## Problem requirements
Your answer is a single number: how many lines hold the word "Site"?

--------

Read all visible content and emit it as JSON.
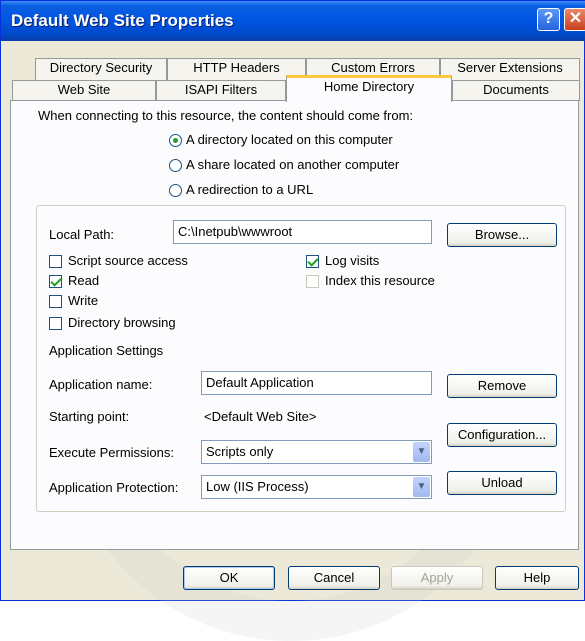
{
  "window": {
    "title": "Default Web Site Properties",
    "help_glyph": "?",
    "close_glyph": "✕"
  },
  "tabs_row1": [
    "Directory Security",
    "HTTP Headers",
    "Custom Errors",
    "Server Extensions"
  ],
  "tabs_row2": [
    "Web Site",
    "ISAPI Filters",
    "Home Directory",
    "Documents"
  ],
  "selected_tab": "Home Directory",
  "content": {
    "prompt": "When connecting to this resource, the content should come from:",
    "options": [
      "A directory located on this computer",
      "A share located on another computer",
      "A redirection to a URL"
    ],
    "selected_option": "A directory located on this computer"
  },
  "path": {
    "label": "Local Path:",
    "value": "C:\\Inetpub\\wwwroot",
    "browse": "Browse..."
  },
  "checks": {
    "script_source": {
      "label": "Script source access",
      "checked": false
    },
    "read": {
      "label": "Read",
      "checked": true
    },
    "write": {
      "label": "Write",
      "checked": false
    },
    "dir_browsing": {
      "label": "Directory browsing",
      "checked": false
    },
    "log_visits": {
      "label": "Log visits",
      "checked": true
    },
    "index": {
      "label": "Index this resource",
      "checked": false
    }
  },
  "app": {
    "section": "Application Settings",
    "name_label": "Application name:",
    "name_value": "Default Application",
    "remove": "Remove",
    "start_label": "Starting point:",
    "start_value": "<Default Web Site>",
    "config": "Configuration...",
    "exec_label": "Execute Permissions:",
    "exec_value": "Scripts only",
    "prot_label": "Application Protection:",
    "prot_value": "Low (IIS Process)",
    "unload": "Unload"
  },
  "buttons": {
    "ok": "OK",
    "cancel": "Cancel",
    "apply": "Apply",
    "help": "Help"
  }
}
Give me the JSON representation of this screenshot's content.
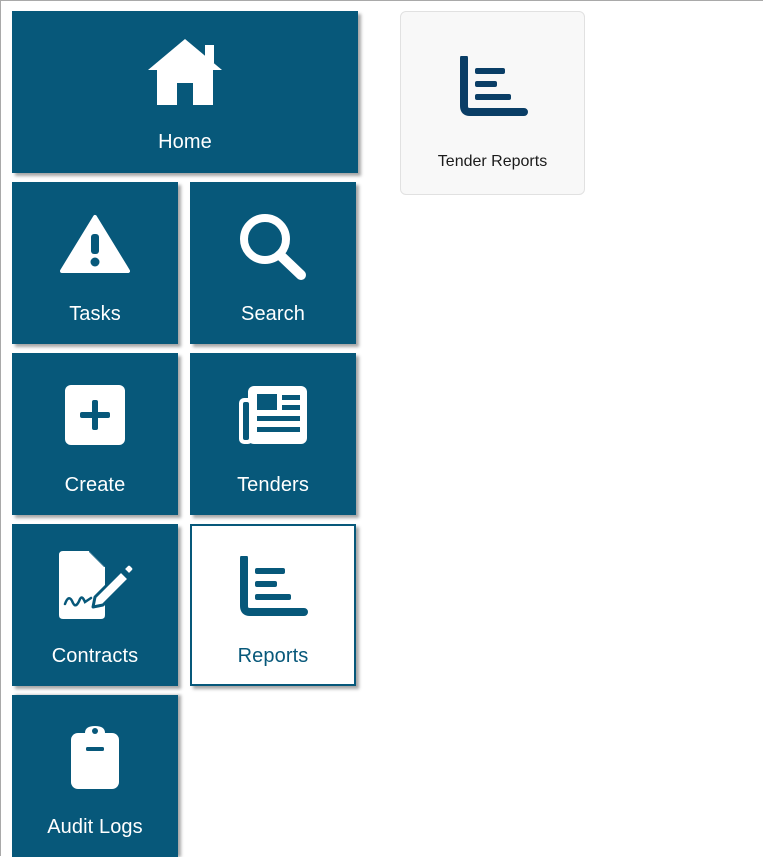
{
  "nav": {
    "home": {
      "label": "Home",
      "icon": "home-icon"
    },
    "tasks": {
      "label": "Tasks",
      "icon": "warning-icon"
    },
    "search": {
      "label": "Search",
      "icon": "search-icon"
    },
    "create": {
      "label": "Create",
      "icon": "plus-square-icon"
    },
    "tenders": {
      "label": "Tenders",
      "icon": "newspaper-icon"
    },
    "contracts": {
      "label": "Contracts",
      "icon": "file-signature-icon"
    },
    "reports": {
      "label": "Reports",
      "icon": "chart-bar-icon",
      "active": true
    },
    "audit_logs": {
      "label": "Audit Logs",
      "icon": "clipboard-icon"
    }
  },
  "submenu": {
    "items": [
      {
        "label": "Tender Reports",
        "icon": "chart-bar-icon"
      }
    ]
  },
  "colors": {
    "tile_bg": "#07587a",
    "tile_text": "#ffffff",
    "active_tile_bg": "#ffffff",
    "card_bg": "#f8f8f8"
  }
}
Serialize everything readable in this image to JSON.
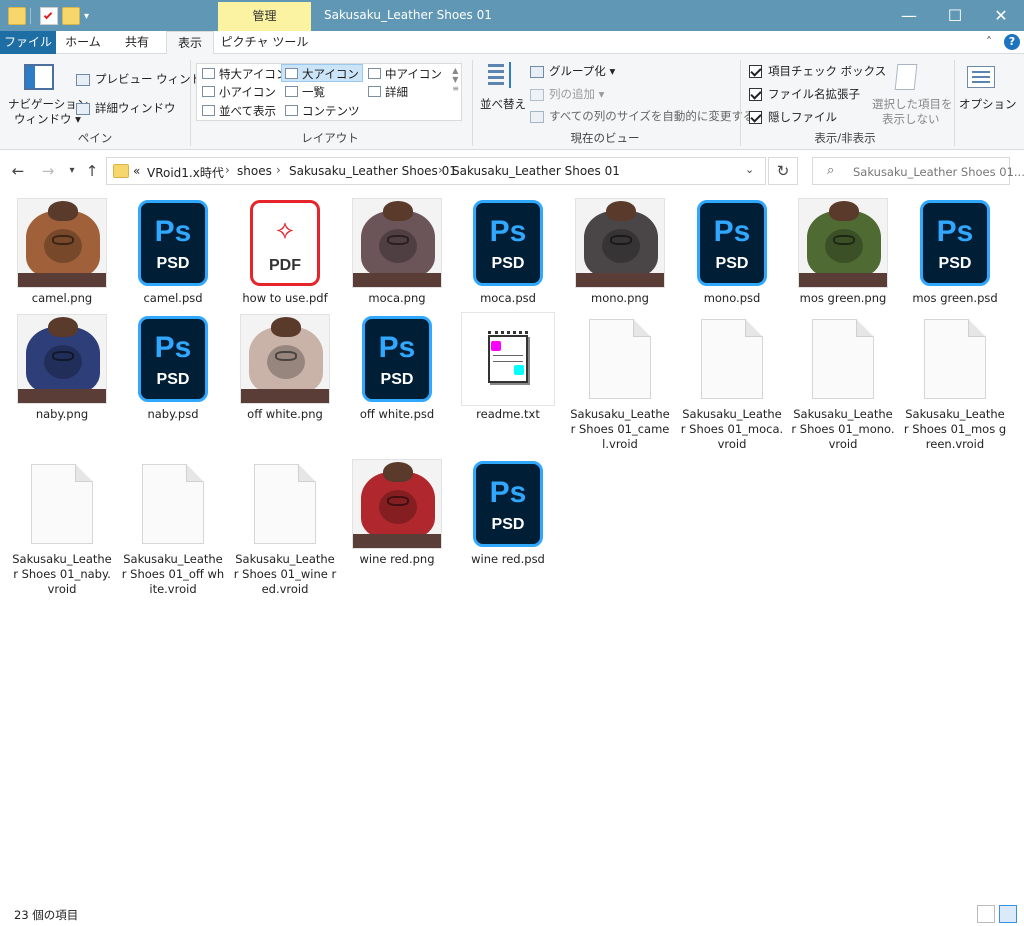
{
  "window": {
    "title": "Sakusaku_Leather Shoes 01",
    "context_tab": "管理",
    "minimize": "—",
    "maximize": "☐",
    "close": "✕"
  },
  "ribbon_tabs": [
    "ファイル",
    "ホーム",
    "共有",
    "表示",
    "ピクチャ ツール"
  ],
  "ribbon": {
    "pane": {
      "nav_pane_line1": "ナビゲーション",
      "nav_pane_line2": "ウィンドウ ▾",
      "preview": "プレビュー ウィンドウ",
      "details": "詳細ウィンドウ",
      "label": "ペイン"
    },
    "layout": {
      "items": [
        "特大アイコン",
        "大アイコン",
        "中アイコン",
        "小アイコン",
        "一覧",
        "詳細",
        "並べて表示",
        "コンテンツ"
      ],
      "selected": "大アイコン",
      "label": "レイアウト"
    },
    "current_view": {
      "sort": "並べ替え",
      "group": "グループ化 ▾",
      "add_column": "列の追加 ▾",
      "autosize": "すべての列のサイズを自動的に変更する",
      "label": "現在のビュー"
    },
    "show_hide": {
      "checkboxes": [
        "項目チェック ボックス",
        "ファイル名拡張子",
        "隠しファイル"
      ],
      "hide_selected_line1": "選択した項目を",
      "hide_selected_line2": "表示しない",
      "label": "表示/非表示"
    },
    "options": "オプション"
  },
  "address": {
    "overflow": "«",
    "crumbs": [
      "VRoid1.x時代",
      "shoes",
      "Sakusaku_Leather Shoes 01",
      "Sakusaku_Leather Shoes 01"
    ],
    "search_placeholder": "Sakusaku_Leather Shoes 01..."
  },
  "files": [
    {
      "name": "camel.png",
      "type": "png",
      "color": "#a0613a"
    },
    {
      "name": "camel.psd",
      "type": "psd"
    },
    {
      "name": "how to use.pdf",
      "type": "pdf"
    },
    {
      "name": "moca.png",
      "type": "png",
      "color": "#6b5558"
    },
    {
      "name": "moca.psd",
      "type": "psd"
    },
    {
      "name": "mono.png",
      "type": "png",
      "color": "#4a4648"
    },
    {
      "name": "mono.psd",
      "type": "psd"
    },
    {
      "name": "mos green.png",
      "type": "png",
      "color": "#4f6b33"
    },
    {
      "name": "mos green.psd",
      "type": "psd"
    },
    {
      "name": "naby.png",
      "type": "png",
      "color": "#2e3e78"
    },
    {
      "name": "naby.psd",
      "type": "psd"
    },
    {
      "name": "off white.png",
      "type": "png",
      "color": "#c9b3a9"
    },
    {
      "name": "off white.psd",
      "type": "psd"
    },
    {
      "name": "readme.txt",
      "type": "txt"
    },
    {
      "name": "Sakusaku_Leathe r Shoes 01_camel.vroid",
      "type": "vroid"
    },
    {
      "name": "Sakusaku_Leathe r Shoes 01_moca.vroid",
      "type": "vroid"
    },
    {
      "name": "Sakusaku_Leathe r Shoes 01_mono.vroid",
      "type": "vroid"
    },
    {
      "name": "Sakusaku_Leathe r Shoes 01_mos green.vroid",
      "type": "vroid"
    },
    {
      "name": "Sakusaku_Leathe r Shoes 01_naby.vroid",
      "type": "vroid"
    },
    {
      "name": "Sakusaku_Leathe r Shoes 01_off white.vroid",
      "type": "vroid"
    },
    {
      "name": "Sakusaku_Leathe r Shoes 01_wine red.vroid",
      "type": "vroid"
    },
    {
      "name": "wine red.png",
      "type": "png",
      "color": "#b0282d"
    },
    {
      "name": "wine red.psd",
      "type": "psd"
    }
  ],
  "psd_text": {
    "ps": "Ps",
    "label": "PSD"
  },
  "pdf_text": {
    "label": "PDF"
  },
  "status": {
    "item_count": "23 個の項目"
  }
}
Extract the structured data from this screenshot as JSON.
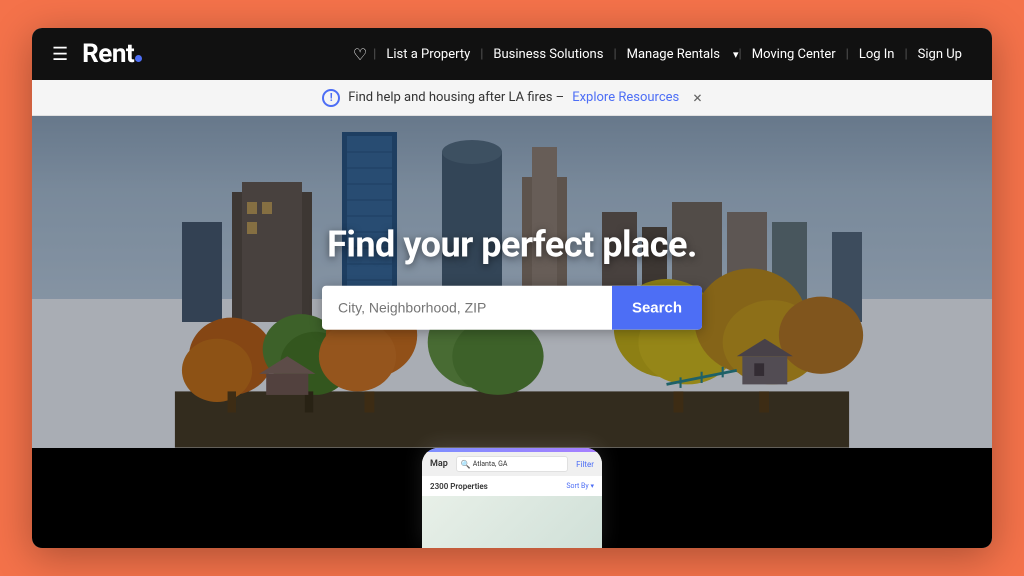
{
  "app": {
    "title": "Rent."
  },
  "navbar": {
    "hamburger_label": "☰",
    "heart_label": "♡",
    "separator": "|",
    "list_property": "List a Property",
    "business_solutions": "Business Solutions",
    "manage_rentals": "Manage Rentals",
    "manage_rentals_arrow": "▾",
    "moving_center": "Moving Center",
    "log_in": "Log In",
    "sign_up": "Sign Up"
  },
  "announcement": {
    "icon": "!",
    "text": "Find help and housing after LA fires –",
    "link_text": "Explore Resources",
    "close": "×"
  },
  "hero": {
    "title": "Find your perfect place.",
    "search_placeholder": "City, Neighborhood, ZIP",
    "search_button": "Search"
  },
  "phone": {
    "tab_map": "Map",
    "search_location": "Atlanta, GA",
    "filter_label": "Filter",
    "property_count": "2300 Properties",
    "sort_label": "Sort By ▾"
  }
}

--------

## Reply to the exercise
3